> Problem statement: Restate all the material verbatim, except for the pictures.

· · ·

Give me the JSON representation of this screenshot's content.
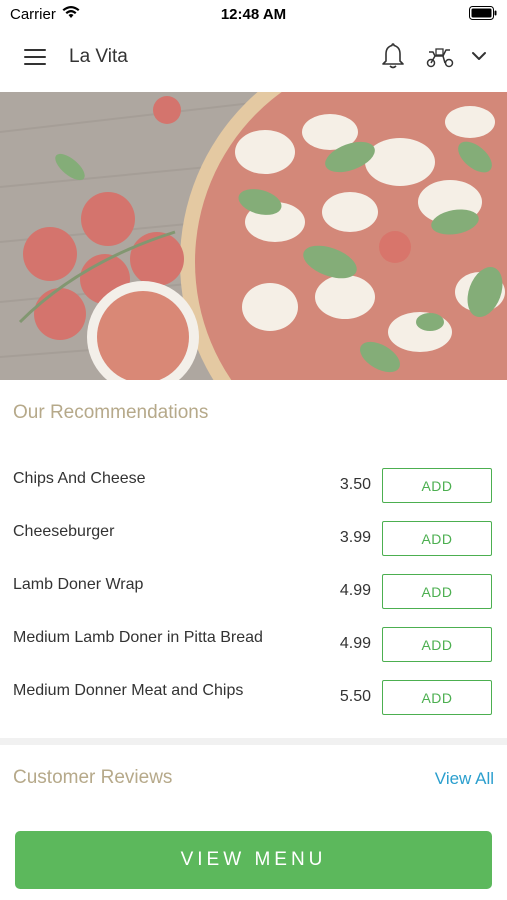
{
  "status_bar": {
    "carrier": "Carrier",
    "time": "12:48 AM"
  },
  "app_bar": {
    "title": "La Vita",
    "icons": [
      "menu-icon",
      "bell-icon",
      "scooter-icon",
      "chevron-down-icon"
    ]
  },
  "hero": {
    "image": "pizza-margherita-with-tomatoes"
  },
  "recommendations": {
    "title": "Our Recommendations",
    "items": [
      {
        "name": "Chips And Cheese",
        "price": "3.50",
        "button": "ADD"
      },
      {
        "name": "Cheeseburger",
        "price": "3.99",
        "button": "ADD"
      },
      {
        "name": "Lamb Doner Wrap",
        "price": "4.99",
        "button": "ADD"
      },
      {
        "name": "Medium Lamb Doner in Pitta Bread",
        "price": "4.99",
        "button": "ADD"
      },
      {
        "name": "Medium Donner Meat and Chips",
        "price": "5.50",
        "button": "ADD"
      }
    ]
  },
  "reviews": {
    "title": "Customer Reviews",
    "view_all": "View All"
  },
  "footer": {
    "view_menu_label": "VIEW MENU"
  },
  "colors": {
    "accent_green": "#5cb85c",
    "add_green": "#4caf50",
    "section_title": "#b6a98a",
    "link_blue": "#2b9fce"
  }
}
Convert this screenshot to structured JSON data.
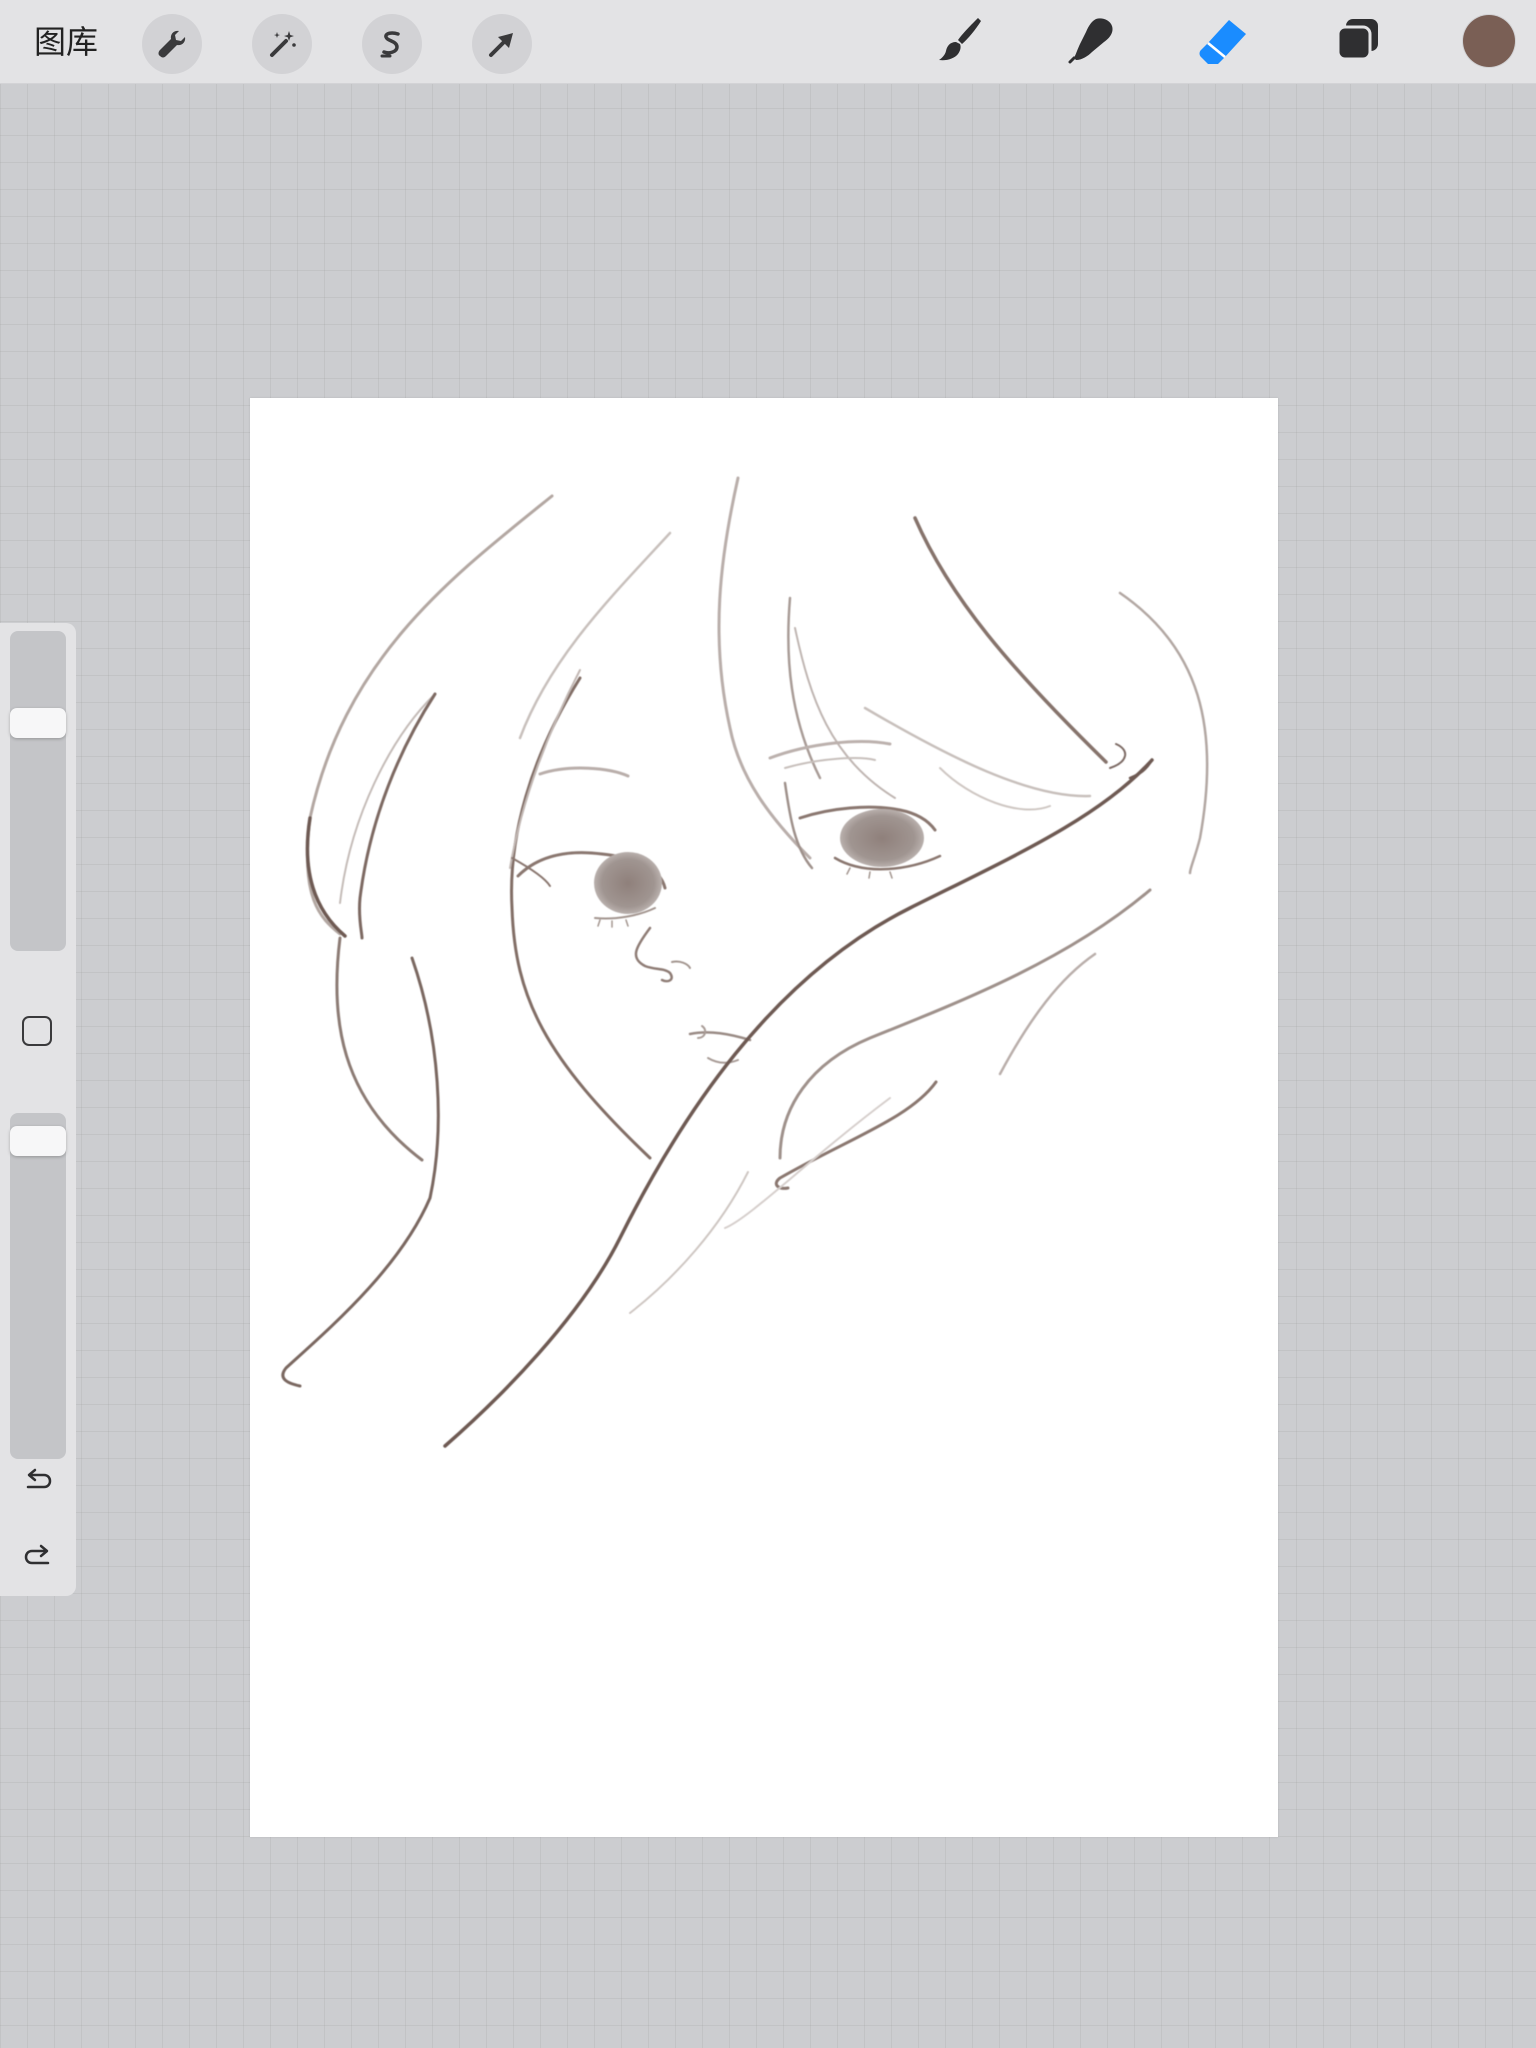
{
  "toolbar": {
    "gallery_label": "图库",
    "actions": [
      {
        "name": "adjust",
        "icon": "wrench-icon"
      },
      {
        "name": "adjustments",
        "icon": "magic-wand-icon"
      },
      {
        "name": "selection",
        "icon": "selection-s-icon"
      },
      {
        "name": "transform",
        "icon": "arrow-cursor-icon"
      }
    ],
    "tools": [
      {
        "name": "brush",
        "icon": "paintbrush-icon",
        "active": false
      },
      {
        "name": "smudge",
        "icon": "smudge-finger-icon",
        "active": false
      },
      {
        "name": "eraser",
        "icon": "eraser-icon",
        "active": true
      },
      {
        "name": "layers",
        "icon": "layers-icon",
        "active": false
      }
    ],
    "current_color": "#7a5f55",
    "active_tool_color": "#1a8cff"
  },
  "sidebar": {
    "brush_size_level": 0.74,
    "opacity_level": 0.97,
    "modify_button_icon": "square-icon",
    "undo_icon": "undo-icon",
    "redo_icon": "redo-icon"
  },
  "canvas": {
    "background": "#ffffff",
    "stroke_color": "#6e5a52",
    "content": "line-sketch-girl-face"
  }
}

· · ·

> Answer to the problem:
Give me the JSON representation of this screenshot's content.
{
  "status_bar": {
    "carrier": "Carrier",
    "time": "12:48 AM"
  },
  "app_bar": {
    "title": "La Vita",
    "icons": [
      "menu-icon",
      "bell-icon",
      "scooter-icon",
      "chevron-down-icon"
    ]
  },
  "hero": {
    "image": "pizza-margherita-with-tomatoes"
  },
  "recommendations": {
    "title": "Our Recommendations",
    "items": [
      {
        "name": "Chips And Cheese",
        "price": "3.50",
        "button": "ADD"
      },
      {
        "name": "Cheeseburger",
        "price": "3.99",
        "button": "ADD"
      },
      {
        "name": "Lamb Doner Wrap",
        "price": "4.99",
        "button": "ADD"
      },
      {
        "name": "Medium Lamb Doner in Pitta Bread",
        "price": "4.99",
        "button": "ADD"
      },
      {
        "name": "Medium Donner Meat and Chips",
        "price": "5.50",
        "button": "ADD"
      }
    ]
  },
  "reviews": {
    "title": "Customer Reviews",
    "view_all": "View All"
  },
  "footer": {
    "view_menu_label": "VIEW MENU"
  },
  "colors": {
    "accent_green": "#5cb85c",
    "add_green": "#4caf50",
    "section_title": "#b6a98a",
    "link_blue": "#2b9fce"
  }
}
Convert this screenshot to structured JSON data.
{
  "toolbar": {
    "gallery_label": "图库",
    "actions": [
      {
        "name": "adjust",
        "icon": "wrench-icon"
      },
      {
        "name": "adjustments",
        "icon": "magic-wand-icon"
      },
      {
        "name": "selection",
        "icon": "selection-s-icon"
      },
      {
        "name": "transform",
        "icon": "arrow-cursor-icon"
      }
    ],
    "tools": [
      {
        "name": "brush",
        "icon": "paintbrush-icon",
        "active": false
      },
      {
        "name": "smudge",
        "icon": "smudge-finger-icon",
        "active": false
      },
      {
        "name": "eraser",
        "icon": "eraser-icon",
        "active": true
      },
      {
        "name": "layers",
        "icon": "layers-icon",
        "active": false
      }
    ],
    "current_color": "#7a5f55",
    "active_tool_color": "#1a8cff"
  },
  "sidebar": {
    "brush_size_level": 0.74,
    "opacity_level": 0.97,
    "modify_button_icon": "square-icon",
    "undo_icon": "undo-icon",
    "redo_icon": "redo-icon"
  },
  "canvas": {
    "background": "#ffffff",
    "stroke_color": "#6e5a52",
    "content": "line-sketch-girl-face"
  }
}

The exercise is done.